Input material:
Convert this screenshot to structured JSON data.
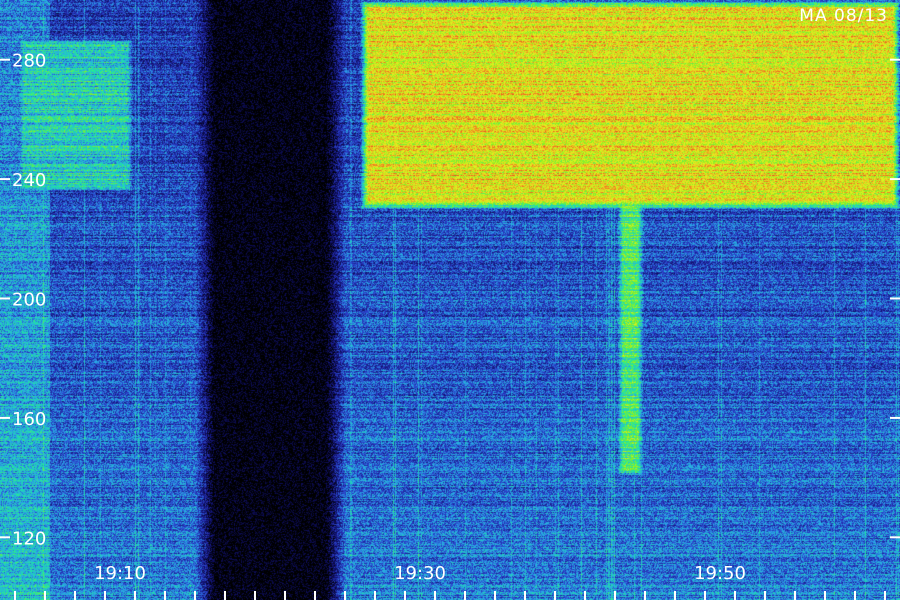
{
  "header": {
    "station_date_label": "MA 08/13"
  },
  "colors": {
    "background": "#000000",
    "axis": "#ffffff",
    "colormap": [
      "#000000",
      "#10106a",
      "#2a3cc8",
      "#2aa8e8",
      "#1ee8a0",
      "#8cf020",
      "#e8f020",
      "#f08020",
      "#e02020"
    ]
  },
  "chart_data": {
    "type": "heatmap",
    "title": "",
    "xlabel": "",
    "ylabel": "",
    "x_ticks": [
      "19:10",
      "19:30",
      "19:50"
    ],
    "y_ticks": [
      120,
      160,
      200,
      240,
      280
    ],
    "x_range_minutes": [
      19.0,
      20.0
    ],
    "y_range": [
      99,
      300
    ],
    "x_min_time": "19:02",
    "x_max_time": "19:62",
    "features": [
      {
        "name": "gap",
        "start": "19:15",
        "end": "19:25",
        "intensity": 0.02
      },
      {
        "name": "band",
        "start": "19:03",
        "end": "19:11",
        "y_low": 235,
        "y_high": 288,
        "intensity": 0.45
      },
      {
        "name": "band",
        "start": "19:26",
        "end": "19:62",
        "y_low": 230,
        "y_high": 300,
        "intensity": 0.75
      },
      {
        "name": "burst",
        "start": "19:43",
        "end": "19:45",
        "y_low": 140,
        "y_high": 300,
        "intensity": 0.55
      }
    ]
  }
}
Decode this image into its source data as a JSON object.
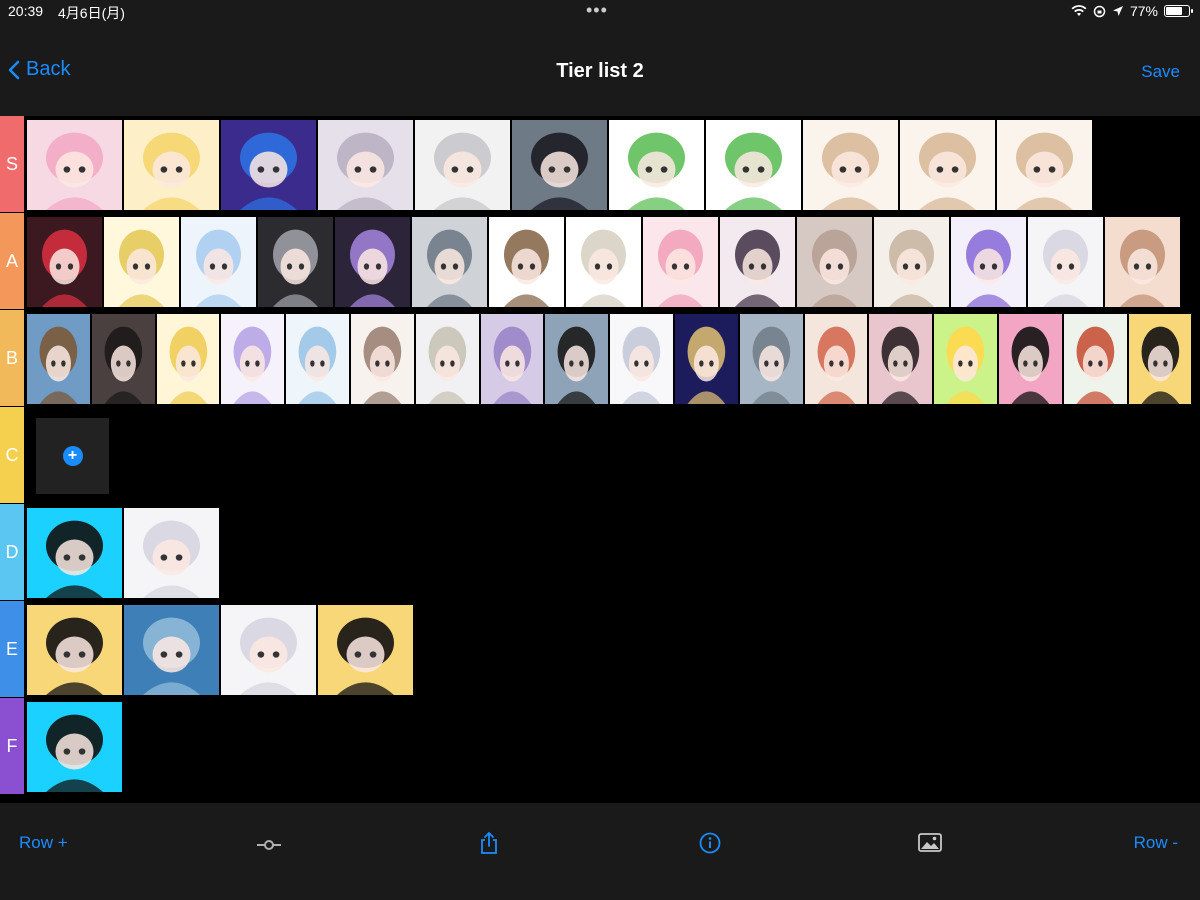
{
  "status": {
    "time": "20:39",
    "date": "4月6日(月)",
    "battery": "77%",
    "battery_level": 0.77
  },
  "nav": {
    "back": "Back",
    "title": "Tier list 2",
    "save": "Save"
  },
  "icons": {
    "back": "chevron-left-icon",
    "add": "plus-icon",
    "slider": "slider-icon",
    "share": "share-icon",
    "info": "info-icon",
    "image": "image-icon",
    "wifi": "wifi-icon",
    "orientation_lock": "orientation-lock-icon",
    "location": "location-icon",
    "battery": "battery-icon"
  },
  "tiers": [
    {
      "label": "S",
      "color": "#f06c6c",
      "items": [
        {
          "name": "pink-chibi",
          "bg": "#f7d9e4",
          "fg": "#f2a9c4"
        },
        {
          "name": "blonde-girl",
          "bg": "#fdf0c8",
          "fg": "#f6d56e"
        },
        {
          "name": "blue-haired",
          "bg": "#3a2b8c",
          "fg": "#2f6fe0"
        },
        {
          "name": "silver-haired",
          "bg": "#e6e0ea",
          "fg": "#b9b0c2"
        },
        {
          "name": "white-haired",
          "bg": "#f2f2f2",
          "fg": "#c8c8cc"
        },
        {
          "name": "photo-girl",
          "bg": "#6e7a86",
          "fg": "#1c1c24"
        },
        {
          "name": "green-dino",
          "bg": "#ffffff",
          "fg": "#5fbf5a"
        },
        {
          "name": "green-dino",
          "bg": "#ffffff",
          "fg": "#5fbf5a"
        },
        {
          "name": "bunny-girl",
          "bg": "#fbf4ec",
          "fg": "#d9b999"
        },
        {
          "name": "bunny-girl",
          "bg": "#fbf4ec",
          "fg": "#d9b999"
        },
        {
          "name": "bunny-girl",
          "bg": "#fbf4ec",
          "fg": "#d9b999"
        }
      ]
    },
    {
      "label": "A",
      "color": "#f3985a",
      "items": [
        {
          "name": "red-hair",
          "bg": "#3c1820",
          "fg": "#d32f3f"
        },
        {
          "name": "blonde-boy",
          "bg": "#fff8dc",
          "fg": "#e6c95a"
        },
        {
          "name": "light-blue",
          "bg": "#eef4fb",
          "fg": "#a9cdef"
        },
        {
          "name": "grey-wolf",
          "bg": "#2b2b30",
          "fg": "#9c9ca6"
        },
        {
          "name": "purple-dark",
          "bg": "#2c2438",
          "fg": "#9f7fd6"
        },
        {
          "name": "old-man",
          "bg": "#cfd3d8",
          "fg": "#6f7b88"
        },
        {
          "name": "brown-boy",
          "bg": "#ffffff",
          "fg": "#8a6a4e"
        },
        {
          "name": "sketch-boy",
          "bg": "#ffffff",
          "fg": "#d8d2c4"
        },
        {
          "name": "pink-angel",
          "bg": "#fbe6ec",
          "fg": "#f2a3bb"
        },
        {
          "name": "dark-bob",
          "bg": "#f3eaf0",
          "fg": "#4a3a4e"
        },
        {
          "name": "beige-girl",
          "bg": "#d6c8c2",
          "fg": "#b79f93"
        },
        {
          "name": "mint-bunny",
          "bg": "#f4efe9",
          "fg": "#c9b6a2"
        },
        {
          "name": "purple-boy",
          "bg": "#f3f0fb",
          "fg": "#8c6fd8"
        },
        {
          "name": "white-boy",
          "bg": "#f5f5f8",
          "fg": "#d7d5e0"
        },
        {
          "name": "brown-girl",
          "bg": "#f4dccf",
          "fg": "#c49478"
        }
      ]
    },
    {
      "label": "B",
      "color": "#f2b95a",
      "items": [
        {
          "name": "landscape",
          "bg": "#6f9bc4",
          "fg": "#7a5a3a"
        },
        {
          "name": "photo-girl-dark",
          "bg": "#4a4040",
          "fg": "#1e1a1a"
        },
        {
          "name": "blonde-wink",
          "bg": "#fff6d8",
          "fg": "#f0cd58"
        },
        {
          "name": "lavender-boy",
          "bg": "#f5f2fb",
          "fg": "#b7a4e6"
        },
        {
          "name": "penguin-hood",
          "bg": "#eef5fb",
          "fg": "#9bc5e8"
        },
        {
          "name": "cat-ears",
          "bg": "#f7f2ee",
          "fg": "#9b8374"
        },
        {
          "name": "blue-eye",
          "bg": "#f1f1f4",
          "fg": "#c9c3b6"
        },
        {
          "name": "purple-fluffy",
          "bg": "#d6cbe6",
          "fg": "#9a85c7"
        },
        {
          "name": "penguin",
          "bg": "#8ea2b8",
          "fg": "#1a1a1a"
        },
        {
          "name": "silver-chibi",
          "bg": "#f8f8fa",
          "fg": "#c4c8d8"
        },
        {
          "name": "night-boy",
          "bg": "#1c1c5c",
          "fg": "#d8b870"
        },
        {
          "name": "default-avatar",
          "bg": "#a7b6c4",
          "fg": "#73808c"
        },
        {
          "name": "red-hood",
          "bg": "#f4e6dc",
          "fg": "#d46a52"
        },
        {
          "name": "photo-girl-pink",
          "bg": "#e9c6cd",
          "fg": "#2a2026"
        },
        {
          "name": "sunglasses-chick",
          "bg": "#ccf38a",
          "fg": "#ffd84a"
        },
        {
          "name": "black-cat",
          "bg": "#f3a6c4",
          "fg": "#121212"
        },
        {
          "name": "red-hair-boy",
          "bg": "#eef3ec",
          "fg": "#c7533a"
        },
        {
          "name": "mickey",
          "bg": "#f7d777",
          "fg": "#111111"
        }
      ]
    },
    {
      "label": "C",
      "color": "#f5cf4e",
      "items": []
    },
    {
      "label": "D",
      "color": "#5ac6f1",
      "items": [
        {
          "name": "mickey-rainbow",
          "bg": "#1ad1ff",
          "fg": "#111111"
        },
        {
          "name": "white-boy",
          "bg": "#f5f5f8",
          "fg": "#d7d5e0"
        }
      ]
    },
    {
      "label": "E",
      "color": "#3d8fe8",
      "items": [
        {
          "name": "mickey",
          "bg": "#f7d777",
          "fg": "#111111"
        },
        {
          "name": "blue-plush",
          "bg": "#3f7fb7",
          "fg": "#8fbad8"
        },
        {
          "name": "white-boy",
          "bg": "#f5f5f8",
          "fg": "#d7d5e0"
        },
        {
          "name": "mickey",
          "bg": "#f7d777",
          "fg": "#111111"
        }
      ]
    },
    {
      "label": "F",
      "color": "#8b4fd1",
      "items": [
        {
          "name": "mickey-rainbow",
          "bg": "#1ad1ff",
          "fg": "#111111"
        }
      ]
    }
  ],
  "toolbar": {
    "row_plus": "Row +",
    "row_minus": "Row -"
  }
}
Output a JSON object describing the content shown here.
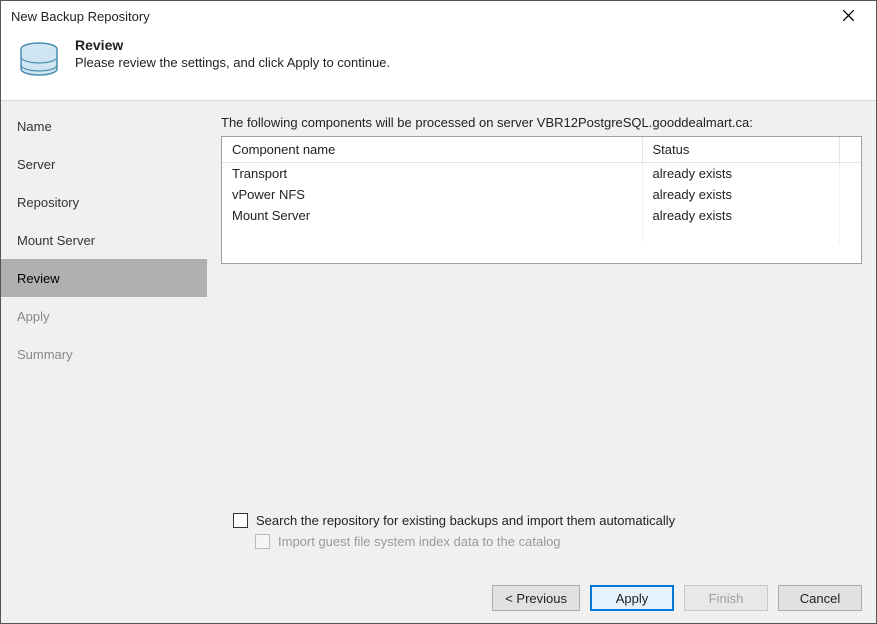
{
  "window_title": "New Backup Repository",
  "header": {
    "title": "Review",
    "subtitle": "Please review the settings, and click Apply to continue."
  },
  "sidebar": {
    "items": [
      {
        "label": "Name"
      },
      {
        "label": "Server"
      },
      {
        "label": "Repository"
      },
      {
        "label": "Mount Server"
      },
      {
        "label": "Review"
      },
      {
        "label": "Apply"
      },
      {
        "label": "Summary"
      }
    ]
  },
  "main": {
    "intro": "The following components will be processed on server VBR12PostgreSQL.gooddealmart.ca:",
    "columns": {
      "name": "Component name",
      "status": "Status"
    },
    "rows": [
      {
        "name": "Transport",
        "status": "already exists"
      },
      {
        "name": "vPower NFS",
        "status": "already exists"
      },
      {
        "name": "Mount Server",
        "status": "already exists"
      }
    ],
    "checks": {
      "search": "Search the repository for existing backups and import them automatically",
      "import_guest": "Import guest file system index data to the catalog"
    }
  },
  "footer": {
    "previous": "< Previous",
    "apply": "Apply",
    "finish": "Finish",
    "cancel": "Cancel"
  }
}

Exercise aim:
Beginning with the line that holds "Output a JSON", extract every line to the end of the material, exactly as it stands, and drop the pictures.

Answer to the problem:
Output a JSON object describing the content shown here.
{
  "window_title": "New Backup Repository",
  "header": {
    "title": "Review",
    "subtitle": "Please review the settings, and click Apply to continue."
  },
  "sidebar": {
    "items": [
      {
        "label": "Name"
      },
      {
        "label": "Server"
      },
      {
        "label": "Repository"
      },
      {
        "label": "Mount Server"
      },
      {
        "label": "Review"
      },
      {
        "label": "Apply"
      },
      {
        "label": "Summary"
      }
    ]
  },
  "main": {
    "intro": "The following components will be processed on server VBR12PostgreSQL.gooddealmart.ca:",
    "columns": {
      "name": "Component name",
      "status": "Status"
    },
    "rows": [
      {
        "name": "Transport",
        "status": "already exists"
      },
      {
        "name": "vPower NFS",
        "status": "already exists"
      },
      {
        "name": "Mount Server",
        "status": "already exists"
      }
    ],
    "checks": {
      "search": "Search the repository for existing backups and import them automatically",
      "import_guest": "Import guest file system index data to the catalog"
    }
  },
  "footer": {
    "previous": "< Previous",
    "apply": "Apply",
    "finish": "Finish",
    "cancel": "Cancel"
  }
}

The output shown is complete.